START Exercise materials

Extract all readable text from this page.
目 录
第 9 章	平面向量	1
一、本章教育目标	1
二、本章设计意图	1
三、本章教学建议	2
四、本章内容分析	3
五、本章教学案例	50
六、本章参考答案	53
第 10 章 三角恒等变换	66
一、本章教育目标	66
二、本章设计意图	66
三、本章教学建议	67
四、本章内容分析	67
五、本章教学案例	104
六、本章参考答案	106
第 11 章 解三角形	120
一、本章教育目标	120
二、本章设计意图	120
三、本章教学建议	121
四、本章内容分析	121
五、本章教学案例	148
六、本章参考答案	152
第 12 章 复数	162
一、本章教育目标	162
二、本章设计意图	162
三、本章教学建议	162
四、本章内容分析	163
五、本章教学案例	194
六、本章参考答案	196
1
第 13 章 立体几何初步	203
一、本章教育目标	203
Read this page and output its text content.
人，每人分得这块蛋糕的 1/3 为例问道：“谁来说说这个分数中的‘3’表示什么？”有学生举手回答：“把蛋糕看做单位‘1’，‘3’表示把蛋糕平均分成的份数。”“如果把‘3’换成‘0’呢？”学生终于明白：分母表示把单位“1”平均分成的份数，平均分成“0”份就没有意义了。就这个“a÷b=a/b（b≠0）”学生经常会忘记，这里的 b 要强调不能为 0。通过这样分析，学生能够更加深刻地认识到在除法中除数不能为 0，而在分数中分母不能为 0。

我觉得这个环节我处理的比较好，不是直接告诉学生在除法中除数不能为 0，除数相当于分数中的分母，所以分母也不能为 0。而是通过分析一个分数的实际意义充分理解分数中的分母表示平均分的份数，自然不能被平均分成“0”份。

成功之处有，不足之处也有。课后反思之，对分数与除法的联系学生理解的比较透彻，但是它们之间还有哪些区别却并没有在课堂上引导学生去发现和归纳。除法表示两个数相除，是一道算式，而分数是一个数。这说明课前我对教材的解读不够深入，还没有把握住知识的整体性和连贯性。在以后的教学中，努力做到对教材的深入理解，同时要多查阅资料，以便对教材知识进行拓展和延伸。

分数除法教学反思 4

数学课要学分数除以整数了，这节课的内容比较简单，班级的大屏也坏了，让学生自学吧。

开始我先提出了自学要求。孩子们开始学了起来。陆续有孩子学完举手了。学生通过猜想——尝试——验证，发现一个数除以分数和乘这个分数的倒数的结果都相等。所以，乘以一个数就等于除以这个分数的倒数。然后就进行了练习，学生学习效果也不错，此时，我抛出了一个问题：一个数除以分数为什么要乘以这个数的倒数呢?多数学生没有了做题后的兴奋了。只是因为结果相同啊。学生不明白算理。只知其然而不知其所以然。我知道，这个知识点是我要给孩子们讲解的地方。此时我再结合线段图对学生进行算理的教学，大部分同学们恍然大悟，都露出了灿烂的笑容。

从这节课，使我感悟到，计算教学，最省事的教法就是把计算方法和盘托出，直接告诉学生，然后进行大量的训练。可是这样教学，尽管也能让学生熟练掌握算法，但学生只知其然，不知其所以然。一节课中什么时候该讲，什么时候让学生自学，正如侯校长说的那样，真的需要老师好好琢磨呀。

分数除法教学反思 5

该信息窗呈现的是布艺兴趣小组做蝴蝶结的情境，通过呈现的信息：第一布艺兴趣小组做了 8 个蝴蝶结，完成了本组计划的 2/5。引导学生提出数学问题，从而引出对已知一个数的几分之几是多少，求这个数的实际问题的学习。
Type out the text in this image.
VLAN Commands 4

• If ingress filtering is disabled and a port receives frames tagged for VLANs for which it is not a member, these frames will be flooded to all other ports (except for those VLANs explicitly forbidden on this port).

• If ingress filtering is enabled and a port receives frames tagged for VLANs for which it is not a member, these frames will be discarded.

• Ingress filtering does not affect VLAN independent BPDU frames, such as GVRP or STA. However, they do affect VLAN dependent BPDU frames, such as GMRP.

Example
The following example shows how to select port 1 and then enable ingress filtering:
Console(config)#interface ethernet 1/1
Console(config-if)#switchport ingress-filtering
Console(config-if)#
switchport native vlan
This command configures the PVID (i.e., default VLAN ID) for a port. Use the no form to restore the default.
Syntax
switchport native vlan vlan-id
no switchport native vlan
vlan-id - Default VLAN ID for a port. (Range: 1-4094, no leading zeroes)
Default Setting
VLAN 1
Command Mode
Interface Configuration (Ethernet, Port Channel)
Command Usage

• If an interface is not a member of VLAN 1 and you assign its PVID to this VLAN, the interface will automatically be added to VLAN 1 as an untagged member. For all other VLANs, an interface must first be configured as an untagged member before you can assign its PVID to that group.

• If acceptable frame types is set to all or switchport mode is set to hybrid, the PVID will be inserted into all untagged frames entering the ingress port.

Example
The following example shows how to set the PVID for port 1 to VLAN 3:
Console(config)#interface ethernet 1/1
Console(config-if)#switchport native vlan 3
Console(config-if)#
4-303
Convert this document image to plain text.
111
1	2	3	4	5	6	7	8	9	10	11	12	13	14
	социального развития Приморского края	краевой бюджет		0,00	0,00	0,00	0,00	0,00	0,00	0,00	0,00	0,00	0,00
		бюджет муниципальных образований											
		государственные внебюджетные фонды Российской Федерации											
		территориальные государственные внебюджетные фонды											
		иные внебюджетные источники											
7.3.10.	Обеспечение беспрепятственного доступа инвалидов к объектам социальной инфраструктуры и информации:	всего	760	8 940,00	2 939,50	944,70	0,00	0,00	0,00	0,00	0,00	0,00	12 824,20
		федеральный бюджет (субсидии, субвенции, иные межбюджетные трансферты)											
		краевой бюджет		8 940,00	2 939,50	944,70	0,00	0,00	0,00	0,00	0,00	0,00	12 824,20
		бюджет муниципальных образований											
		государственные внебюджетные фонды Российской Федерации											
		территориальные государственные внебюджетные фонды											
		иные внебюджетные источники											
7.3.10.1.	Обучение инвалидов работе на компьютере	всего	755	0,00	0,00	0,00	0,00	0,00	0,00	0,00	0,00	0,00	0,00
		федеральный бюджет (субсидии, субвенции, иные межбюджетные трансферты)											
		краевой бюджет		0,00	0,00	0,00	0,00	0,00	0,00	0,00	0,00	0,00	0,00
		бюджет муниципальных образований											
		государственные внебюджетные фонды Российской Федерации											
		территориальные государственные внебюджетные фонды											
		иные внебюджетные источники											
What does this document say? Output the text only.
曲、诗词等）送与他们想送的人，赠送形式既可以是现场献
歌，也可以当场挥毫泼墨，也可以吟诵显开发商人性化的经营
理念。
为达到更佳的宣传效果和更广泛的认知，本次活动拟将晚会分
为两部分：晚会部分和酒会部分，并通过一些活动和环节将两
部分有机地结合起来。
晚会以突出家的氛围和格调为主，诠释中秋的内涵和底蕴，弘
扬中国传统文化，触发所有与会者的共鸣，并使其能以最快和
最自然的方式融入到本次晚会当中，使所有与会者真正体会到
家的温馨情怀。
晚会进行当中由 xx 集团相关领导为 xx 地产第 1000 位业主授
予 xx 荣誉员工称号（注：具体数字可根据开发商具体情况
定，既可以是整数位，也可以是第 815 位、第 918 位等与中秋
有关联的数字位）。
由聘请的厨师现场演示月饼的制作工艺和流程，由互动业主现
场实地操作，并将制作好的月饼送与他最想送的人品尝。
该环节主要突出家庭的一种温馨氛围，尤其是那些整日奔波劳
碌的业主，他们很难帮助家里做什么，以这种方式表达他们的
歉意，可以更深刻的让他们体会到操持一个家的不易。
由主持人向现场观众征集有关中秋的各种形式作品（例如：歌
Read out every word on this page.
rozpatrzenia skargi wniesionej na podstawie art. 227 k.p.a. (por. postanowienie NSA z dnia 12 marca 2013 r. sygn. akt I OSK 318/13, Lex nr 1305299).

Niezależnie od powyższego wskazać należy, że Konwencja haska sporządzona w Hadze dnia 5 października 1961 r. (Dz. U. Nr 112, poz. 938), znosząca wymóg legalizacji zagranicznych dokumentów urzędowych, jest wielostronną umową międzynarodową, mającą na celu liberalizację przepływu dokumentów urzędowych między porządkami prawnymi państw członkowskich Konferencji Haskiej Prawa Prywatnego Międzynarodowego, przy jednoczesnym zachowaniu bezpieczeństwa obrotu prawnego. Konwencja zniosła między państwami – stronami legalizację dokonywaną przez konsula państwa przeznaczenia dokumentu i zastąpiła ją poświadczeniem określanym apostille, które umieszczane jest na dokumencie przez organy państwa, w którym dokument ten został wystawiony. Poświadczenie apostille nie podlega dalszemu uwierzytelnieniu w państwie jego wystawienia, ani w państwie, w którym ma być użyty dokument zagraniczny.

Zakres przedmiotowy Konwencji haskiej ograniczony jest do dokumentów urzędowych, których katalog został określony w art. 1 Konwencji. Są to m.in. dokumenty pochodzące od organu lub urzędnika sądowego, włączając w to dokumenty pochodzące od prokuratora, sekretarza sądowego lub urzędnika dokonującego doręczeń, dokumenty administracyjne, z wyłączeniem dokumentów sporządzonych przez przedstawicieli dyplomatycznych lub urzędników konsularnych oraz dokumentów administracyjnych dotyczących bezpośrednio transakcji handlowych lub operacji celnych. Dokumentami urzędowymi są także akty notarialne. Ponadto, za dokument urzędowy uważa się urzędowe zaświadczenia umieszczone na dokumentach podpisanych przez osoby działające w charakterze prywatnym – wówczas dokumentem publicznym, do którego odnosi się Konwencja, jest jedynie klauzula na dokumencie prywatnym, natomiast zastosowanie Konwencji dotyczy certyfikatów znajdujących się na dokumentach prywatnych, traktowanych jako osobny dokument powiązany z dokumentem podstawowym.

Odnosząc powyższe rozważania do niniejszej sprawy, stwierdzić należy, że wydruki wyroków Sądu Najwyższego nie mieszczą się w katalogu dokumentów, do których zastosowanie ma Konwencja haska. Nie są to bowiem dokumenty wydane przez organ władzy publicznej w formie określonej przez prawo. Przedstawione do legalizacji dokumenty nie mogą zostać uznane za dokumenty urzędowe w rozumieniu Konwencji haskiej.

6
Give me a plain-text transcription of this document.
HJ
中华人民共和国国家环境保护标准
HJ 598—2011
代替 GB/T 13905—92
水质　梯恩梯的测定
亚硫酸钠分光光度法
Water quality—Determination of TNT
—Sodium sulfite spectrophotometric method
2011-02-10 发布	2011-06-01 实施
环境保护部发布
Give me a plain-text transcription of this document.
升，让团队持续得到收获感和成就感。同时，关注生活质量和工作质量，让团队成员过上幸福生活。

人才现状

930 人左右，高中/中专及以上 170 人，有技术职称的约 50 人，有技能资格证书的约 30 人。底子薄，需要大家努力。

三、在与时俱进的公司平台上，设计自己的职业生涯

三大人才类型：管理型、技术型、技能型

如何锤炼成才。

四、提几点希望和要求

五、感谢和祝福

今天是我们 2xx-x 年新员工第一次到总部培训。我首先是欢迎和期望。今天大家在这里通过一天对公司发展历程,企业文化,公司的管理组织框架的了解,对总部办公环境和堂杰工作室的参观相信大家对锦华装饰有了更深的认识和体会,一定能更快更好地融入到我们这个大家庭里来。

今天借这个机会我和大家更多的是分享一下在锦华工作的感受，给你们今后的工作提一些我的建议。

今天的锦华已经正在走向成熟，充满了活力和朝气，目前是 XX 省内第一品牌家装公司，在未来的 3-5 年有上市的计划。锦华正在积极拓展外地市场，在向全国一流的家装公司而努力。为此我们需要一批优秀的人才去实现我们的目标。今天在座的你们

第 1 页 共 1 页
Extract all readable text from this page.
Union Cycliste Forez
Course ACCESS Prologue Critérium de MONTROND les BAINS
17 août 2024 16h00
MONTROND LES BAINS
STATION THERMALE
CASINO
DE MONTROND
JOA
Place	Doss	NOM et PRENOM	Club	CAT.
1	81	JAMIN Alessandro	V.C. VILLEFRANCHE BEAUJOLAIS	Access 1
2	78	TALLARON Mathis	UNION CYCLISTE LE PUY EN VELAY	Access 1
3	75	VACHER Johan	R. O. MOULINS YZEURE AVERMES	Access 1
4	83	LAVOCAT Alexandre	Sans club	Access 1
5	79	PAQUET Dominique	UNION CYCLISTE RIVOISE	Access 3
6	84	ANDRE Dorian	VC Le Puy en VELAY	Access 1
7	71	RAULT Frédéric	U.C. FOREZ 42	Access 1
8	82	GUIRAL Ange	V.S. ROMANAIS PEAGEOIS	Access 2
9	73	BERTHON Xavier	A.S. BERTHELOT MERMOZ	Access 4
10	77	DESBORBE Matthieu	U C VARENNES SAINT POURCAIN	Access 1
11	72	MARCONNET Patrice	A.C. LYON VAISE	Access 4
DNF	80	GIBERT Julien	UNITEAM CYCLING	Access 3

END Exercise materials

_Short exercise_
Every line that holds the word "following" counts once; state the total number of such lines and nothing else.

_Solution to the exercise_
2